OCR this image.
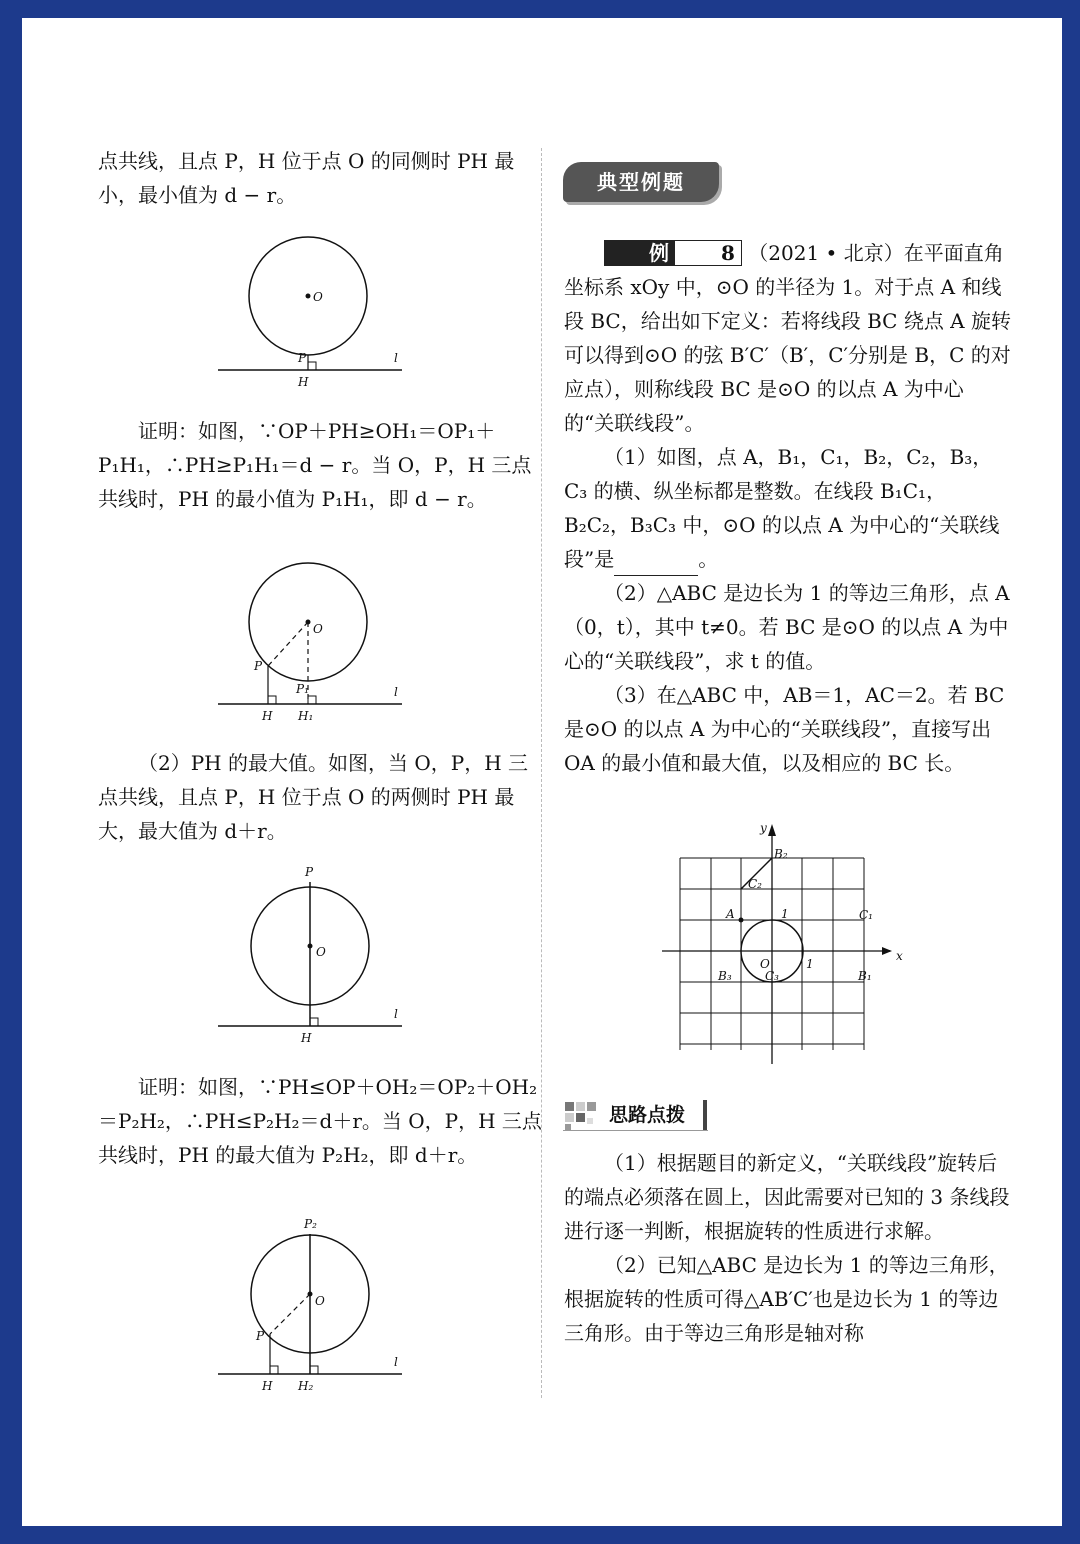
点共线，且点 P，H 位于点 O 的同侧时 PH 最小，最小值为 d − r。

证明：如图，∵OP＋PH≥OH₁＝OP₁＋P₁H₁，∴PH≥P₁H₁＝d − r。当 O，P，H 三点共线时，PH 的最小值为 P₁H₁，即 d − r。

（2）PH 的最大值。如图，当 O，P，H 三点共线，且点 P，H 位于点 O 的两侧时 PH 最大，最大值为 d＋r。

证明：如图，∵PH≤OP＋OH₂＝OP₂＋OH₂＝P₂H₂，∴PH≤P₂H₂＝d＋r。当 O，P，H 三点共线时，PH 的最大值为 P₂H₂，即 d＋r。

O
P
H
l
O
P
P₁
H H₁
l
O
P
H
l
O
P
P₂
H H₂
l
典型例题

例	8 （2021 • 北京）在平面直角坐标系 xOy 中，⊙O 的半径为 1。对于点 A 和线段 BC，给出如下定义：若将线段 BC 绕点 A 旋转可以得到⊙O 的弦 B′C′（B′，C′分别是 B，C 的对应点），则称线段 BC 是⊙O 的以点 A 为中心的“关联线段”。

（1）如图，点 A，B₁，C₁，B₂，C₂，B₃，C₃ 的横、纵坐标都是整数。在线段 B₁C₁，B₂C₂，B₃C₃ 中，⊙O 的以点 A 为中心的“关联线段”是	。

（2）△ABC 是边长为 1 的等边三角形，点 A（0，t），其中 t≠0。若 BC 是⊙O 的以点 A 为中心的“关联线段”，求 t 的值。

（3）在△ABC 中，AB＝1，AC＝2。若 BC 是⊙O 的以点 A 为中心的“关联线段”，直接写出 OA 的最小值和最大值，以及相应的 BC 长。

x
y
O	1
1
A	C₁
B₁
B₂
C₂
B₃	C₃
思路点拨

（1）根据题目的新定义，“关联线段”旋转后的端点必须落在圆上，因此需要对已知的 3 条线段进行逐一判断，根据旋转的性质进行求解。

（2）已知△ABC 是边长为 1 的等边三角形，根据旋转的性质可得△AB′C′也是边长为 1 的等边三角形。由于等边三角形是轴对称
*-*-*
Set problem:
In the records above, collect each line with "的等边三角形".

Result of the task:
（2）△ABC 是边长为 1 的等边三角形，点 A（0，t），其中 t≠0。若 BC 是⊙O 的以点 A 为中心的“关联线段”，求 t 的值。
（2）已知△ABC 是边长为 1 的等边三角形，根据旋转的性质可得△AB′C′也是边长为 1 的等边三角形。由于等边三角形是轴对称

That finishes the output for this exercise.